Zapisy miejsc występowania elementów
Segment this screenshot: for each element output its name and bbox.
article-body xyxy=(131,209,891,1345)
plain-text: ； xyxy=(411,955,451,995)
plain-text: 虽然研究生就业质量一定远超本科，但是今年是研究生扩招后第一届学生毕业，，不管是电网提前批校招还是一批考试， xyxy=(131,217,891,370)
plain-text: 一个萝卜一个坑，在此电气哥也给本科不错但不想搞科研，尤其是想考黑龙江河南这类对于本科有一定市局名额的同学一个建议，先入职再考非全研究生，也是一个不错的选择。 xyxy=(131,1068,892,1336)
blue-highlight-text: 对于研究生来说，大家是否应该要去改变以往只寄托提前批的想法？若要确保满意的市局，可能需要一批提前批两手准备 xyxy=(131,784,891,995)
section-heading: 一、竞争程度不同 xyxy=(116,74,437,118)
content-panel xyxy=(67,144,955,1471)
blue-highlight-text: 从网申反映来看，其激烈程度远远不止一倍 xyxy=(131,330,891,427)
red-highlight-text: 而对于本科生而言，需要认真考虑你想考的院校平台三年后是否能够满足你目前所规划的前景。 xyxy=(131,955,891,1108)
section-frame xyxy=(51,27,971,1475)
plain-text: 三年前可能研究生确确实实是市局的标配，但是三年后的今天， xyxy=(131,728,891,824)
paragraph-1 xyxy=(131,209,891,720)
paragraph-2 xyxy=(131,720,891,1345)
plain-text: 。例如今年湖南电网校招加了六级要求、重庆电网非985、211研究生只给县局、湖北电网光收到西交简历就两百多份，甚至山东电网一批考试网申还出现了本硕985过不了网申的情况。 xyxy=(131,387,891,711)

POLECENIE →
Wybierz z powyższych wierszy i przepisz każdy, który zawiera ciąg „section”. Wielkość liter ma znaczenie.

WYNIK →
section-heading: 一、竞争程度不同 xyxy=(116,74,437,118)
section-frame xyxy=(51,27,971,1475)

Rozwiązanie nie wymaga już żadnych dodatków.